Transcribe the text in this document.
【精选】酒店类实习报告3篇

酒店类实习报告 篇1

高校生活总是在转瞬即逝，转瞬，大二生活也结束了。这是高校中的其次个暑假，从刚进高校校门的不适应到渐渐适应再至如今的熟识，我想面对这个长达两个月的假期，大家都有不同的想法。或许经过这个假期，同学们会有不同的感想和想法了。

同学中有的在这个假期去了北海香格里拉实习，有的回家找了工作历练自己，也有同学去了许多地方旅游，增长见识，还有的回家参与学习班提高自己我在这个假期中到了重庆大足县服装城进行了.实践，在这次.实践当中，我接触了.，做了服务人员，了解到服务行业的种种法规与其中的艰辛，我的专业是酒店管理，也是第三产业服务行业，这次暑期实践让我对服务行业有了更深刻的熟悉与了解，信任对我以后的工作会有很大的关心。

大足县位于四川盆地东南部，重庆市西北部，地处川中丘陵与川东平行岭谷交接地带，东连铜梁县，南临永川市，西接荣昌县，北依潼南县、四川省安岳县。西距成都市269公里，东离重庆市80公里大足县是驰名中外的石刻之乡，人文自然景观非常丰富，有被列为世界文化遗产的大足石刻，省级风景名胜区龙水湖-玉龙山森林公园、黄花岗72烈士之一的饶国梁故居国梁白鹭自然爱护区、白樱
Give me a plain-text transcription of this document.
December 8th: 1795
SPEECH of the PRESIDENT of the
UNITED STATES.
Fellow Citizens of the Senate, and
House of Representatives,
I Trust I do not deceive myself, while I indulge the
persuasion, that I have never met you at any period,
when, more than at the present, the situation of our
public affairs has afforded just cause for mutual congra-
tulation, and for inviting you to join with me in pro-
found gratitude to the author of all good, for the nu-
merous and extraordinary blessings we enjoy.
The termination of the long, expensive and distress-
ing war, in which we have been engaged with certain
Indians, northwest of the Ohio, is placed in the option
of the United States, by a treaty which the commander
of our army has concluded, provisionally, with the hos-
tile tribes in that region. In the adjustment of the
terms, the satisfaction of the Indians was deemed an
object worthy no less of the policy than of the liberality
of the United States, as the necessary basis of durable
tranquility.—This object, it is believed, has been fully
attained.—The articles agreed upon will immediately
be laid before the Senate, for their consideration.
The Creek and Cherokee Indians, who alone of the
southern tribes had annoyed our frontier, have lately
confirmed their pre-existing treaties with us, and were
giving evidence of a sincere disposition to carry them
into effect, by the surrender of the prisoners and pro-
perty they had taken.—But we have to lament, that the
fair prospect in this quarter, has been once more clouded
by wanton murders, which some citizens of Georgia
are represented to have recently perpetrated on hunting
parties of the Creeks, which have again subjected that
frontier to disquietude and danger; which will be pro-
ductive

---

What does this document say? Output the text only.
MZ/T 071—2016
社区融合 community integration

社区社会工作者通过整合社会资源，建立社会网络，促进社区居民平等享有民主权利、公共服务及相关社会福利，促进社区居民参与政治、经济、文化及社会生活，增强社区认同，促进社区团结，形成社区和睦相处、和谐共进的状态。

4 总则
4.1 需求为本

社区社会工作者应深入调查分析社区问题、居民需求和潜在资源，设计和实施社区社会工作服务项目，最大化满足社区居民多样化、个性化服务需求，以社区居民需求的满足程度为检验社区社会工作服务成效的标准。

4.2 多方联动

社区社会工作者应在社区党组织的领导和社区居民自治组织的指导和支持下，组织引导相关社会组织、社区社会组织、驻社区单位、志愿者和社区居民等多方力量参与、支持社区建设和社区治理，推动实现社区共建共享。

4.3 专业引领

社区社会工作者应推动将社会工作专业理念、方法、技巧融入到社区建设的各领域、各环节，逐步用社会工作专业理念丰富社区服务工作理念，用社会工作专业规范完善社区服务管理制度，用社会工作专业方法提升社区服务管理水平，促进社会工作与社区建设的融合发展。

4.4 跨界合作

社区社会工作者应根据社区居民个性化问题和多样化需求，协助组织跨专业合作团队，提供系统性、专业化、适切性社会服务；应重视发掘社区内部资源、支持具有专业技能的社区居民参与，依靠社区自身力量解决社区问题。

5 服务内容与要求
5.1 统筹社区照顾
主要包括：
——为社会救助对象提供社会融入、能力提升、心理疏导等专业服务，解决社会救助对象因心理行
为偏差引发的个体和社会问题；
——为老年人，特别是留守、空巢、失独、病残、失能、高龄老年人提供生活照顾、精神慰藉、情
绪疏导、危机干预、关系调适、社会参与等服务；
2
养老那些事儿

---

_What is required_: Collect the lines of the records that include the string "will".

_Exercise solution_:
attained.—The articles agreed upon will immediately
frontier to disquietude and danger; which will be pro-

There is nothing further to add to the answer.